> _Required work_: Please print every line from the one containing "Read all visible content and emit it as JSON." through the last line of the records below, exactly as written and nothing more.

> _Saved data entries_:
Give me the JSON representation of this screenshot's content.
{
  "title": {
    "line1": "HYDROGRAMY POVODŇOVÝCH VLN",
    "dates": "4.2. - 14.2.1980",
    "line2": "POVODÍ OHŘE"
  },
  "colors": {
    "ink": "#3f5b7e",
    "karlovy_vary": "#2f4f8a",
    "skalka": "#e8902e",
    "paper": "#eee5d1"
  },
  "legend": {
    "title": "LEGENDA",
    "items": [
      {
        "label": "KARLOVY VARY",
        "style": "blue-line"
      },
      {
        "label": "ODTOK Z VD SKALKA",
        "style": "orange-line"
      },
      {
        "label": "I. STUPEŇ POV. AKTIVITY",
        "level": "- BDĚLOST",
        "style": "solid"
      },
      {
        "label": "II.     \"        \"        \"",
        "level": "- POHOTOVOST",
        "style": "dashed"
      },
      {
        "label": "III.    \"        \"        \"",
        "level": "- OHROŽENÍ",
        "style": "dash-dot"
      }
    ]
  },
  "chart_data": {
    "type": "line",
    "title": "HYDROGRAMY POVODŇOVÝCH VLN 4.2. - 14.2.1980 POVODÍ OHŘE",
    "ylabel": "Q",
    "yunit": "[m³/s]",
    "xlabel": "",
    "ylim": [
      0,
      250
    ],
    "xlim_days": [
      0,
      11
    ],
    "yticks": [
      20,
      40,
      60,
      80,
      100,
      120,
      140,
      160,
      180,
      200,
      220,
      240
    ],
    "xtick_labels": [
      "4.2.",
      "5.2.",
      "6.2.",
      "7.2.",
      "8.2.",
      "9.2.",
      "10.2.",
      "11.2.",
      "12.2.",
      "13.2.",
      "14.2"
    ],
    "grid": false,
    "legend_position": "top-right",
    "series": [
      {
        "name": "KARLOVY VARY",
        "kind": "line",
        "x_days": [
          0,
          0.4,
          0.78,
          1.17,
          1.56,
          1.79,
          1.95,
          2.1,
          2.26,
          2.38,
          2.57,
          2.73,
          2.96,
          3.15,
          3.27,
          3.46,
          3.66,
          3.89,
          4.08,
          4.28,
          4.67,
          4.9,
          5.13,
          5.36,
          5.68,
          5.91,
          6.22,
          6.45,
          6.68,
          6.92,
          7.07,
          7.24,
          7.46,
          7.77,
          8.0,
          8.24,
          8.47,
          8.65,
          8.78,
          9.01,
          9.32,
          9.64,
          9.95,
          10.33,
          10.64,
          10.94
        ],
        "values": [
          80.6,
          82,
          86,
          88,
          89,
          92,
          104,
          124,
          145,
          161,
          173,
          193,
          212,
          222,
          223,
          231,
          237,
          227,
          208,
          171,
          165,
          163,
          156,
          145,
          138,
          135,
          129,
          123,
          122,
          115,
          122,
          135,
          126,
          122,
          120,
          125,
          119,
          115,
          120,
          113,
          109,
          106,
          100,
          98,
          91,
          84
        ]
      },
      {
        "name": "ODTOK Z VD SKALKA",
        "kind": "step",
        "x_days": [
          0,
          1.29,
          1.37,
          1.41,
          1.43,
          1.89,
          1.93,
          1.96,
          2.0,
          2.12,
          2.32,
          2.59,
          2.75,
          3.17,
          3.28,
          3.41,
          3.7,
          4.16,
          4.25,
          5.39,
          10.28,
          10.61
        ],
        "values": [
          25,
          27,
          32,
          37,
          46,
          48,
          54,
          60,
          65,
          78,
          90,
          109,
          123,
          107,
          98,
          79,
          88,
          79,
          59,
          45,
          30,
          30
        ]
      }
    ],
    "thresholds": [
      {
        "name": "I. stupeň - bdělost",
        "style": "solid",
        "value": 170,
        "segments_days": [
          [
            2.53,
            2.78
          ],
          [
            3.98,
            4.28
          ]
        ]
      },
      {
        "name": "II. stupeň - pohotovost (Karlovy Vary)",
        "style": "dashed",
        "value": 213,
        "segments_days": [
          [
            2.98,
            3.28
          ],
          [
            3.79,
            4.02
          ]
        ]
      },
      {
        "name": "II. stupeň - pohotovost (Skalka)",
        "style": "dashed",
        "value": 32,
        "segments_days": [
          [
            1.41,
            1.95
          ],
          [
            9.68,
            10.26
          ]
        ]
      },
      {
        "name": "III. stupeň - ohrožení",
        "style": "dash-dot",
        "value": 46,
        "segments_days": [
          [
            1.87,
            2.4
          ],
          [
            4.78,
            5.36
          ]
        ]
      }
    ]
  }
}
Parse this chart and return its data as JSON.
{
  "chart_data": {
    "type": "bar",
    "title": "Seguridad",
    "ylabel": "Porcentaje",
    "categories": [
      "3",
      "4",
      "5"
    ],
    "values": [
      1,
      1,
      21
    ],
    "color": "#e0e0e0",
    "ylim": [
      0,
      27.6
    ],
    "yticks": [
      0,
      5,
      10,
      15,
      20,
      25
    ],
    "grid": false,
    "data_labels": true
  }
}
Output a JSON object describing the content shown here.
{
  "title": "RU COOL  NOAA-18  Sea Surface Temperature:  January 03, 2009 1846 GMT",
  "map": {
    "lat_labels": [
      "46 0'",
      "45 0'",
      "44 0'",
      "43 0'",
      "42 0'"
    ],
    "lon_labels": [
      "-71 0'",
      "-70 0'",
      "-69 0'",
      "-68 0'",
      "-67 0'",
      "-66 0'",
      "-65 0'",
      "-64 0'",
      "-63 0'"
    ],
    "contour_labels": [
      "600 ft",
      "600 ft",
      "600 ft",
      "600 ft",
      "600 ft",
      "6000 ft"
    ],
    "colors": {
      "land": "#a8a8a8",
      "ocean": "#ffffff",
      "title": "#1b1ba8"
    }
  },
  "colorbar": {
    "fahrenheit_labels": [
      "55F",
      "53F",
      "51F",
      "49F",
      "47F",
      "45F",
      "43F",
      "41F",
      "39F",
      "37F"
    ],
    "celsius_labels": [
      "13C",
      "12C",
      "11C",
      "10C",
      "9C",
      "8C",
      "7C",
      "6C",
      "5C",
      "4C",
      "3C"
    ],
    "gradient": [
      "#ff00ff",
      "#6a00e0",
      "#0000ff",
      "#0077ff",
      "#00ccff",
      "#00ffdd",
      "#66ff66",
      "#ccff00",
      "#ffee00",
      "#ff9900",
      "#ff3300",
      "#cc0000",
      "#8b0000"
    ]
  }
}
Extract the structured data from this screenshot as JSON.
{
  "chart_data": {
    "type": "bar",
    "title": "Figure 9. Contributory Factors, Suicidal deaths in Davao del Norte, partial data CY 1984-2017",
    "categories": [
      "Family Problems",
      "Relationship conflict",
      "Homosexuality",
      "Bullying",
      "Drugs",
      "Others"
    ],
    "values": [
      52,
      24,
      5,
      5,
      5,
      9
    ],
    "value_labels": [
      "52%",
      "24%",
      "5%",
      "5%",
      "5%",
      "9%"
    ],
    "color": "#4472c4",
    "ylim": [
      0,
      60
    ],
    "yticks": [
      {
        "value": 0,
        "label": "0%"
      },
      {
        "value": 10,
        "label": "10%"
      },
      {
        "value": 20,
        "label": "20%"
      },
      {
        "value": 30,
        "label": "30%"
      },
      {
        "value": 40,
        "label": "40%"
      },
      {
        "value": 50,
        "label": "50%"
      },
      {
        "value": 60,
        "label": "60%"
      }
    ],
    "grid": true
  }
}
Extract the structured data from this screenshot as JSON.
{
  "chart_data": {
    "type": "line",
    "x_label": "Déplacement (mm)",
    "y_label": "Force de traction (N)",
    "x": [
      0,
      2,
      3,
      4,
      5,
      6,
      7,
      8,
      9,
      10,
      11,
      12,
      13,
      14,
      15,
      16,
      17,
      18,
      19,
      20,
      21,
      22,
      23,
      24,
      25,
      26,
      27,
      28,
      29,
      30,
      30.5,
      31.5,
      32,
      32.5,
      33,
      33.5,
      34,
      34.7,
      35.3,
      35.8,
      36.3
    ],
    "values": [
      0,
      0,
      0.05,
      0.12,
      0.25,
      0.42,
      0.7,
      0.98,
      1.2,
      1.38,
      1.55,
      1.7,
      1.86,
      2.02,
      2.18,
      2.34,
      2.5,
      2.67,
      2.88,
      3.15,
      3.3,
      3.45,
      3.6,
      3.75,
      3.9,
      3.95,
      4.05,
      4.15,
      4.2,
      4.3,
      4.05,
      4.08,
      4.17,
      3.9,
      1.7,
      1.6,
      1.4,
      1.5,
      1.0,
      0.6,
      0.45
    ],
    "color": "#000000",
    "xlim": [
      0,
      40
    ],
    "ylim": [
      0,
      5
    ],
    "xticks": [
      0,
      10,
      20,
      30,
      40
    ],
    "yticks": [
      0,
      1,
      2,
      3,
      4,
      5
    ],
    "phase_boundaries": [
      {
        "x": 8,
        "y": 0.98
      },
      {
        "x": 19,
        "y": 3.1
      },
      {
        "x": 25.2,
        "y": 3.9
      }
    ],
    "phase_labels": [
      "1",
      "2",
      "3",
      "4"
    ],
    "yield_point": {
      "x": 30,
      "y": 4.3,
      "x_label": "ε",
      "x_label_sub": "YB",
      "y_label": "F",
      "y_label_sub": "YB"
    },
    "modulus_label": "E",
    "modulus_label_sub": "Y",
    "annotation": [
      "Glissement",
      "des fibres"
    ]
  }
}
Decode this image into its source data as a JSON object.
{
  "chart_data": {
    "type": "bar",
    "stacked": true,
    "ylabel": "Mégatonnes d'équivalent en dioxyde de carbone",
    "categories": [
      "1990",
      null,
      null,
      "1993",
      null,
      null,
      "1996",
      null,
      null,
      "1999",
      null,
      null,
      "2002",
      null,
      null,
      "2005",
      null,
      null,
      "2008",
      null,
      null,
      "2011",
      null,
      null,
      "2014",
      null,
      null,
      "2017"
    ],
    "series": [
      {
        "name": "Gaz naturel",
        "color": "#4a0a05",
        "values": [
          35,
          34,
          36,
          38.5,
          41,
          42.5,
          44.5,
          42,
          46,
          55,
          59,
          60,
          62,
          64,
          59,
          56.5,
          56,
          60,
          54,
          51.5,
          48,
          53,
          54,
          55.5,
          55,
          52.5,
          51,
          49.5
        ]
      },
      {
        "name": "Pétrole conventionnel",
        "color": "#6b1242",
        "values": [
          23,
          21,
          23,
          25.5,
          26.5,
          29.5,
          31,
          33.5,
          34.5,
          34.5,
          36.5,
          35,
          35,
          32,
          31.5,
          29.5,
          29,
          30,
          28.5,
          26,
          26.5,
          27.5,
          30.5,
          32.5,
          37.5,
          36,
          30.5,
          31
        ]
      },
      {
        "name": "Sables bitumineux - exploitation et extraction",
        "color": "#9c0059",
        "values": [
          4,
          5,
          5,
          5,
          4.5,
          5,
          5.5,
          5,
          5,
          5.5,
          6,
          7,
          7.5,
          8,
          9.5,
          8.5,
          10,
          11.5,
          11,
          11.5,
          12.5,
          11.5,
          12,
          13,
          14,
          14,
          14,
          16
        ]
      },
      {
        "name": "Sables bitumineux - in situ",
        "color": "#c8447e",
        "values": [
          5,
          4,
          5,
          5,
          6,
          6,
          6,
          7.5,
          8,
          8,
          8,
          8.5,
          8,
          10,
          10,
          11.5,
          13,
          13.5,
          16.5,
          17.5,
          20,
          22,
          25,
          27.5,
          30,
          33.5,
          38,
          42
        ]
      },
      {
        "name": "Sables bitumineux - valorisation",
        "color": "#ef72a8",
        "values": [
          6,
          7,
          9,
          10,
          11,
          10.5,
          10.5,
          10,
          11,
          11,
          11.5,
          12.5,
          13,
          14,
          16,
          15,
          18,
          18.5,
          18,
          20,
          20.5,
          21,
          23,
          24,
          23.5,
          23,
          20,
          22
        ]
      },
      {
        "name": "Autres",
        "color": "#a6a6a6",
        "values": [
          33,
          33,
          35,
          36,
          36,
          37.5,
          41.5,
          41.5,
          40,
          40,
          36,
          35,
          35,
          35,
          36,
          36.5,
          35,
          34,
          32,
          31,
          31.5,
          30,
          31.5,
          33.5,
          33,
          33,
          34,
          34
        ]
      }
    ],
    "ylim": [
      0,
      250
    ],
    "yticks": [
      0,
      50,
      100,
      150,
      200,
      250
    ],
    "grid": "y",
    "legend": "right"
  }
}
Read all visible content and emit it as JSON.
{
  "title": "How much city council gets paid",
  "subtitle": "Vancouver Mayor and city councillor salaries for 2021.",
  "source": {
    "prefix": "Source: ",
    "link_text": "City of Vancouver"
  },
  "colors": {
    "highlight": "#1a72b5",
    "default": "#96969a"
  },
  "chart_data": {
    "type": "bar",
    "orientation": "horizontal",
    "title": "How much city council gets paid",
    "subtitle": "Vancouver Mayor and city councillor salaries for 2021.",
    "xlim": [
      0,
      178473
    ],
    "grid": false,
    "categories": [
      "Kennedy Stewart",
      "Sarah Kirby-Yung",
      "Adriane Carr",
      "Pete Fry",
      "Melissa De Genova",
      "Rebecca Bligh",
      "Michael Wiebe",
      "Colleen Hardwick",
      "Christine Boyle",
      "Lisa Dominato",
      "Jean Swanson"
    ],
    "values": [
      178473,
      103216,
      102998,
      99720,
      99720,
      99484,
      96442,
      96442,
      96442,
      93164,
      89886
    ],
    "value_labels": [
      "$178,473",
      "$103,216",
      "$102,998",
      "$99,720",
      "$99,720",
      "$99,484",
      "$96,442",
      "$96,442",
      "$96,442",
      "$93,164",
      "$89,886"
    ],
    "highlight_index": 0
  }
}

> _Solution to this task_:
Read all visible content and emit it as JSON.
{
  "title": "How much city council gets paid",
  "subtitle": "Vancouver Mayor and city councillor salaries for 2021.",
  "source": {
    "prefix": "Source: ",
    "link_text": "City of Vancouver"
  },
  "colors": {
    "highlight": "#1a72b5",
    "default": "#96969a"
  },
  "chart_data": {
    "type": "bar",
    "orientation": "horizontal",
    "title": "How much city council gets paid",
    "subtitle": "Vancouver Mayor and city councillor salaries for 2021.",
    "xlim": [
      0,
      178473
    ],
    "grid": false,
    "categories": [
      "Kennedy Stewart",
      "Sarah Kirby-Yung",
      "Adriane Carr",
      "Pete Fry",
      "Melissa De Genova",
      "Rebecca Bligh",
      "Michael Wiebe",
      "Colleen Hardwick",
      "Christine Boyle",
      "Lisa Dominato",
      "Jean Swanson"
    ],
    "values": [
      178473,
      103216,
      102998,
      99720,
      99720,
      99484,
      96442,
      96442,
      96442,
      93164,
      89886
    ],
    "value_labels": [
      "$178,473",
      "$103,216",
      "$102,998",
      "$99,720",
      "$99,720",
      "$99,484",
      "$96,442",
      "$96,442",
      "$96,442",
      "$93,164",
      "$89,886"
    ],
    "highlight_index": 0
  }
}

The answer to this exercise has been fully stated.